##### Records supplied #####

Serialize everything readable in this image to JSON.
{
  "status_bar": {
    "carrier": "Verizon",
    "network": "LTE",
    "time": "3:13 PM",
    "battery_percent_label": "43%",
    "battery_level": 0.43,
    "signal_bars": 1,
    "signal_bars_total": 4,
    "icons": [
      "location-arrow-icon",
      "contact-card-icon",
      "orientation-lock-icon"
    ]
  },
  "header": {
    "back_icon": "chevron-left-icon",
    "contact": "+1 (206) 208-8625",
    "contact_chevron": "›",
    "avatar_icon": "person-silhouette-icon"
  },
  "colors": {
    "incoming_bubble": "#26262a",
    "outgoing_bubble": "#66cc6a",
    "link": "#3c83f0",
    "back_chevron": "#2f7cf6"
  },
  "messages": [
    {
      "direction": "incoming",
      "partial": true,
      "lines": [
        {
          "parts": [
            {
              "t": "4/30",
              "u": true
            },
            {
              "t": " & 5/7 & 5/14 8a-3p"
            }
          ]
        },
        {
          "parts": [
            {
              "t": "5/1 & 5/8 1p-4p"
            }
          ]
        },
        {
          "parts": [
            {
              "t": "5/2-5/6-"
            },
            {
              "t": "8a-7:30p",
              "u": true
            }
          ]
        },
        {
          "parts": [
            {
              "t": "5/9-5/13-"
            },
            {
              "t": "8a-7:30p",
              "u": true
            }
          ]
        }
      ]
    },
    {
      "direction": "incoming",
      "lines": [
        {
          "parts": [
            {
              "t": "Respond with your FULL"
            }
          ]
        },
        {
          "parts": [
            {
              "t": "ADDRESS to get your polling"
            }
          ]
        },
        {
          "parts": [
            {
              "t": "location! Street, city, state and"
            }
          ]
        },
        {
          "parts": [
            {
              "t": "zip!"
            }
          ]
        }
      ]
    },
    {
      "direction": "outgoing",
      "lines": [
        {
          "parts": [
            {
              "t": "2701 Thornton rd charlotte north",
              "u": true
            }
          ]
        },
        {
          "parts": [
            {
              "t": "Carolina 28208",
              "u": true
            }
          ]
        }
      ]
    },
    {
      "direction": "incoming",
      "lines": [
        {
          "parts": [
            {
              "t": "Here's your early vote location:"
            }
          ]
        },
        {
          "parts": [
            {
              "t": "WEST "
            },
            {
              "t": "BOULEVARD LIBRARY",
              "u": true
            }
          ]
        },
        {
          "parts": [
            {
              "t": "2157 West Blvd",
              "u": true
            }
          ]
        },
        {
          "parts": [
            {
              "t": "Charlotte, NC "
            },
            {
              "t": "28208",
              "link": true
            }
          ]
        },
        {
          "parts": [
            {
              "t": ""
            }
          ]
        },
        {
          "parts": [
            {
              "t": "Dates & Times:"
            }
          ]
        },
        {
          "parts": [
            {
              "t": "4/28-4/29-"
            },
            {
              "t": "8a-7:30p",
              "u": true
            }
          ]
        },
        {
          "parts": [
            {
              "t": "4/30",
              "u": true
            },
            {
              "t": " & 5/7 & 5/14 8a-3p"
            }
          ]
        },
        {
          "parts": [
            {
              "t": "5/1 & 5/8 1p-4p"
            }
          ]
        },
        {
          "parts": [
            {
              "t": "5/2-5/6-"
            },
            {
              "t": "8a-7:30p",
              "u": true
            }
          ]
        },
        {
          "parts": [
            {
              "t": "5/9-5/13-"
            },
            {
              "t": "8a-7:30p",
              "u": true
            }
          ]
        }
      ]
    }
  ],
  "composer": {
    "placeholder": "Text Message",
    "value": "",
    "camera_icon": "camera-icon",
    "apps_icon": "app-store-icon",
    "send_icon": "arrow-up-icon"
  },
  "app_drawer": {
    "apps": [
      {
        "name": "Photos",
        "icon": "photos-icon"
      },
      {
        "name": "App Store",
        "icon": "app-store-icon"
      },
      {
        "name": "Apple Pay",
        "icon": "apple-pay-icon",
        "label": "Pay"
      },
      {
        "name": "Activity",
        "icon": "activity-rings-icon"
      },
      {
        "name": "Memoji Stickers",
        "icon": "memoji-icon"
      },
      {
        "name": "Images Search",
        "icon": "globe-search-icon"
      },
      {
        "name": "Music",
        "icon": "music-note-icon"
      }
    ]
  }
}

#####
##### Records supplied #####

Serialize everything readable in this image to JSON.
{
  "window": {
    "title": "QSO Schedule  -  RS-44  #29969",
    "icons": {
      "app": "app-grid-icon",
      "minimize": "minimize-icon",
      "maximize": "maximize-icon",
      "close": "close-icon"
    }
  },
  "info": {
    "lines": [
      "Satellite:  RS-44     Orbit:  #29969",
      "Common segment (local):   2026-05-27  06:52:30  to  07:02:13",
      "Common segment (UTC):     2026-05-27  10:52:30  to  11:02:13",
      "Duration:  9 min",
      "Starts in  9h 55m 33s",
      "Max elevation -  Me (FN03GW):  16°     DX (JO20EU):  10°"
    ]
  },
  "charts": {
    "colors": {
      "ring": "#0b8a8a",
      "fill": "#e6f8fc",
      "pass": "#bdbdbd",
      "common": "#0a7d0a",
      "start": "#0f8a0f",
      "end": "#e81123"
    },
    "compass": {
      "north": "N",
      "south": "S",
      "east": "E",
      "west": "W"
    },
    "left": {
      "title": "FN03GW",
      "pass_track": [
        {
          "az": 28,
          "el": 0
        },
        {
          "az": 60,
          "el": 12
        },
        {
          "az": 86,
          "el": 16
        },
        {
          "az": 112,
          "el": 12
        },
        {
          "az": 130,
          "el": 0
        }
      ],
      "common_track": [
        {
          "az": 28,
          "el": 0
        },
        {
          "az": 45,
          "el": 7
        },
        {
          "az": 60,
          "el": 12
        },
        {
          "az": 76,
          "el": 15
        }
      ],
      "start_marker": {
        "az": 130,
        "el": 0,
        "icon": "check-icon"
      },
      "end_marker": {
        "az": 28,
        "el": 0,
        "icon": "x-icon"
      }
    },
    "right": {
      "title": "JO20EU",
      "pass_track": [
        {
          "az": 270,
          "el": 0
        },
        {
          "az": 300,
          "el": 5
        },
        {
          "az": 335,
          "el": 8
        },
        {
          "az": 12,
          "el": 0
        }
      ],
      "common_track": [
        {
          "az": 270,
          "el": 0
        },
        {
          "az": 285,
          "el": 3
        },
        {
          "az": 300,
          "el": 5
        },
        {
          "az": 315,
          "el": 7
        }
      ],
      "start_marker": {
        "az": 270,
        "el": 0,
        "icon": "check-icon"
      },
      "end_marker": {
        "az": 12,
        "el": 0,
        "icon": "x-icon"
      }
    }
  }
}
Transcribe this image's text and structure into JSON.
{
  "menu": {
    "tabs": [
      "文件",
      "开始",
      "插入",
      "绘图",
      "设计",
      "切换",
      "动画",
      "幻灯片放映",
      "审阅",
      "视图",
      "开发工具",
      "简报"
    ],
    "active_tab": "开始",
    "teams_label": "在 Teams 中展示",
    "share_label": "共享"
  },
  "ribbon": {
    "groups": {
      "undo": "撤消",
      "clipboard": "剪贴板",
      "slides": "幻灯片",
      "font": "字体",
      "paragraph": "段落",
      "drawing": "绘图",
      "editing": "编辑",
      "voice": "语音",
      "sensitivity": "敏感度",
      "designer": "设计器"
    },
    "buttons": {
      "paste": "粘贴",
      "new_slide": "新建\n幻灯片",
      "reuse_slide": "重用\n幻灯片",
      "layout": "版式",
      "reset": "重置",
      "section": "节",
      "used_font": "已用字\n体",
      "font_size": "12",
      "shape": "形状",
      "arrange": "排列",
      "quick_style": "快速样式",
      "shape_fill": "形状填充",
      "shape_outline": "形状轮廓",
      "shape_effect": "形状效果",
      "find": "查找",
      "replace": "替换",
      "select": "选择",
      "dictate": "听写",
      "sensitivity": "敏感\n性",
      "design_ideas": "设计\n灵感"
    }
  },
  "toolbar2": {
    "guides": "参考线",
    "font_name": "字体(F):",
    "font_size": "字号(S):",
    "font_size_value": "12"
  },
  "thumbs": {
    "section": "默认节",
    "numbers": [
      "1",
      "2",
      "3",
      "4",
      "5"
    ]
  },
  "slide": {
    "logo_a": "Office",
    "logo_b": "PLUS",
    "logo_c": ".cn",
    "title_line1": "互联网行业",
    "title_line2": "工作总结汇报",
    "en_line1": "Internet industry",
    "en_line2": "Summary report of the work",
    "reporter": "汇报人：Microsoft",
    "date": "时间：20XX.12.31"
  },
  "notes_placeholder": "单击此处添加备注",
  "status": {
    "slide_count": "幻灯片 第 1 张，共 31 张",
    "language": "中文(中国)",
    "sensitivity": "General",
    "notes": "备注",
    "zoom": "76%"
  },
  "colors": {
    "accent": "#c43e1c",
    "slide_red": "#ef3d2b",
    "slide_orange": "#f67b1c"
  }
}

#####

- Required task -
Find every line in the records above that holds the word "location", and copy each one.

- Completed task -
      "location-arrow-icon",
              "t": "location! Street, city, state and"
              "t": "Here's your early vote location:"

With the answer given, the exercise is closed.